**ÜBUNGSTEXT:**
--------------------
"Tiroler Tageszeitung" - Kommentar: "Was darf es kosten?" (Von Günther Schröder)

Ausgabe vom 13. Februar 2003

Innsbruck (OTS) - Sie sind alles andere als einfach, die Verhandlungen zwischen ÖVP und Grünen. Am Mittwoch schien sogar gehörig der Wurm in den Gesprächen zu sein. Das ist keine Überraschung. Die beiden Parteien - daran gibt es nichts zu rütteln - kommen einfach aus völlig unterschiedlichen Ecken. Da wäre so manch ideologischer Graben zu überspringen.
Zusätzlich gibt es bei den Grünen laute Störgeräusche. Die Wiener Landesgruppe mobilisiert - neuerdings unterstützt von zwei Tiroler Landtagsabgeordneten - nicht etwa gegen eine Koalition mit der ÖVP. Nein, die Grün-Spitze rund um Parteichef Alexander Van der Bellen soll nicht einmal mit der ÖVP reden dürfen. Fast so, als wäre Wolfgang Schüssel der Leibhaftige.
--------------------
**Auszüge aus dem Datensatz:**
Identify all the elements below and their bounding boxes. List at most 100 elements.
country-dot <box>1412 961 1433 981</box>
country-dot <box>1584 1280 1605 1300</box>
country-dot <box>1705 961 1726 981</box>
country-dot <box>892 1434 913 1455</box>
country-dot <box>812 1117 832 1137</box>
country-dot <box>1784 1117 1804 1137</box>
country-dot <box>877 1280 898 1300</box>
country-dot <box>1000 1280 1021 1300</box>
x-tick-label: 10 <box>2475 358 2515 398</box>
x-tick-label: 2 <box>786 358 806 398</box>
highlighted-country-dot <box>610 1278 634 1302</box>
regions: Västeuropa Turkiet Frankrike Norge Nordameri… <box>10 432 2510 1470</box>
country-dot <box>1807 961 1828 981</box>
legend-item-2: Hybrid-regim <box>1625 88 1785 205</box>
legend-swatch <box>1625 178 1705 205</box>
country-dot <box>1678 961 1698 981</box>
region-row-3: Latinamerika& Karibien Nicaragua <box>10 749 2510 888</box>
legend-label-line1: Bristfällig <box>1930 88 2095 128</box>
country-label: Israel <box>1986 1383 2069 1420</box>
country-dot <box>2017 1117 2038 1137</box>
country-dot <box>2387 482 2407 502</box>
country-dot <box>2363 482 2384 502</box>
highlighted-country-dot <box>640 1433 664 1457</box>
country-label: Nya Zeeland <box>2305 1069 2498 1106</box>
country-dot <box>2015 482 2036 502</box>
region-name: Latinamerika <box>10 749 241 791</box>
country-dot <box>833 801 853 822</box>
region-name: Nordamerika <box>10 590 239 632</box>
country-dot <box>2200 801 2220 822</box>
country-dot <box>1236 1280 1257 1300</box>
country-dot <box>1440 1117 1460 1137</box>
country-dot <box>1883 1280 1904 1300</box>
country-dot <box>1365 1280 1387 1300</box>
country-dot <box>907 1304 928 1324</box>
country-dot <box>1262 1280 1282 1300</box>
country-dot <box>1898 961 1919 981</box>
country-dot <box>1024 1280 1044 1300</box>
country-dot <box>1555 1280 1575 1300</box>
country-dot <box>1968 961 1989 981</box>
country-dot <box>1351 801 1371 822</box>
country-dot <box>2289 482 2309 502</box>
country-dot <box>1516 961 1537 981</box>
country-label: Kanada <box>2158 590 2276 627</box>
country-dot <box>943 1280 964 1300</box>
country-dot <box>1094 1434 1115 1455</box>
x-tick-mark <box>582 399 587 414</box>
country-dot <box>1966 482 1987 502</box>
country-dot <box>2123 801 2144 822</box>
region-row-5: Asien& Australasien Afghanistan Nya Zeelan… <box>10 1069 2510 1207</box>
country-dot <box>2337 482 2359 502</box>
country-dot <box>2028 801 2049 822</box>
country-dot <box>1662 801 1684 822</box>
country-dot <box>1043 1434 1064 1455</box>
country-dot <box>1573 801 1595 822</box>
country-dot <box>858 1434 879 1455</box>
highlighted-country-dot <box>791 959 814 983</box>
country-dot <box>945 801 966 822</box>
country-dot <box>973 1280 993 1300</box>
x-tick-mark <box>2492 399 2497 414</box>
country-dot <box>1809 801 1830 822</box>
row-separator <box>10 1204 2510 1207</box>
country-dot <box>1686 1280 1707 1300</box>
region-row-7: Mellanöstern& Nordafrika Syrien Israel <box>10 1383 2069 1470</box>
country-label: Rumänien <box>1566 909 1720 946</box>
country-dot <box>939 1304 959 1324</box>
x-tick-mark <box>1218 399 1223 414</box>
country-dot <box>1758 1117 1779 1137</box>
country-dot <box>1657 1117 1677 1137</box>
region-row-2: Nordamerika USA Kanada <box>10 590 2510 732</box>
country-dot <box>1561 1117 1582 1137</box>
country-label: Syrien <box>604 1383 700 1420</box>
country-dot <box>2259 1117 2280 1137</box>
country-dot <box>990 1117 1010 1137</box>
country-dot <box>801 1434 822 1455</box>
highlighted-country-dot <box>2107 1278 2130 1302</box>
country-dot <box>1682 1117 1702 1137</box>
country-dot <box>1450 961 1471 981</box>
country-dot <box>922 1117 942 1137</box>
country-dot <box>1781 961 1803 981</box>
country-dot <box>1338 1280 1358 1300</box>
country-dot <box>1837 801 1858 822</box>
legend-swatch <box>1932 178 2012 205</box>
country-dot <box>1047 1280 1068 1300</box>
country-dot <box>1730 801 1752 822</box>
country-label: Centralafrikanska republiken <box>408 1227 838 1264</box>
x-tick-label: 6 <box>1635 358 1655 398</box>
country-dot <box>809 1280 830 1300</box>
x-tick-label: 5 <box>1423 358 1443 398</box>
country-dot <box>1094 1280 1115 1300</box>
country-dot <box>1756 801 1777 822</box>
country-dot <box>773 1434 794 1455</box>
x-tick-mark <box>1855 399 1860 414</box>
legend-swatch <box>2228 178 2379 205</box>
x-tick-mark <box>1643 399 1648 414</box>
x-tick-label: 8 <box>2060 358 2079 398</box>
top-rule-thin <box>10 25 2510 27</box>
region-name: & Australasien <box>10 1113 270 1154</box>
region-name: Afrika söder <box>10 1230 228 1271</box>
--------------------
**AUFGABEN:**
**1.** Fasse den Absatz „Zusätzlich gibt es bei den Grünen“ aus dem Kommentar zu den Verhandlungen zwischen ÖVP und Grünen als kurze Aufzählung zusammen, ohne seine zentralen Fakten zu verlieren.
**2.** Tausche im Kommentar zu den Verhandlungen zwischen ÖVP und Grünen „Mittwoch“ gegen „Dienstag“ aus und gib den Abschnitt neu wieder: Beginne bei den Worten „Innsbruck (OTS) - Sie“ und höre nach „Graben zu überspringen.“ auf.
**3.** Setze den Kommentar zu den Verhandlungen zwischen ÖVP und Grünen nach seinem letzten Satz fort.

**LÖSUNGEN:**
**1.**
- Bei den Grünen gibt es zusätzlich laute Störgeräusche.
- Die Wiener Landesgruppe mobilisiert, neuerdings unterstützt von zwei Tiroler Landtagsabgeordneten.
- Sie richtet sich nicht gegen eine Koalition mit der ÖVP, sondern dagegen, dass die Grün-Spitze um Parteichef Alexander Van der Bellen überhaupt mit der ÖVP redet.
- Das wirkt fast so, als wäre Wolfgang Schüssel der Leibhaftige.

**2.**
Innsbruck (OTS) - Sie sind alles andere als einfach, die Verhandlungen zwischen ÖVP und Grünen. Am Dienstag schien sogar gehörig der Wurm in den Gesprächen zu sein. Das ist keine Überraschung. Die beiden Parteien - daran gibt es nichts zu rütteln - kommen einfach aus völlig unterschiedlichen Ecken. Da wäre so manch ideologischer Graben zu überspringen.

**3.**
Da kommt nicht nur mangelndes Demokratieverständnis zum Ausdruck. Wird weiter derart rabiat an der Grün-Parteiführung gerüttelt, kann sich die ÖVP irgendwann einmal mit Grausen abwenden. Womit bewiesen wäre, dass die Grün-Fundis nicht nur inhaltlich rettungslos verbohrt sondern auch politisch unglaublich dumm sein können.
Tatsächlich ist es alles andere als ausgeschlossen, dass Schüssel doch Schwarz-Blau oder eine Minderheitsregierung mit Neuwahlen im Sinn haben könnte. Die selbst ernannten Basisdemokraten besorgen so gesehen des Kanzlers Geschäft: Sie liefern ihm jeden Grund, die Gespräche platzen zu lassen.
Auch bei Koalitionsverhandlungen gilt eine Binsenweisheit: Ist ein Wille zur Zusammenarbeit da, dann gibt es einen Weg zu Kompromissen. Allerdings müsste die ÖVP den Grünen in für diese sensiblen Bereichen wie Studiengebühr oder Ökosteuer entgegen kommen. Dann können Van der Bellen und Co. ihrer Basis Pensions- und Gesundheitsreform verkaufen.
Doch Kompromisse sind auch mit SP oder FP möglich. Letztendlich liegt der Ball bei Schüssel: Welchen Preis will er für eine Koalition zahlen? Mit der Antwort hält er immer noch hinter dem Berg.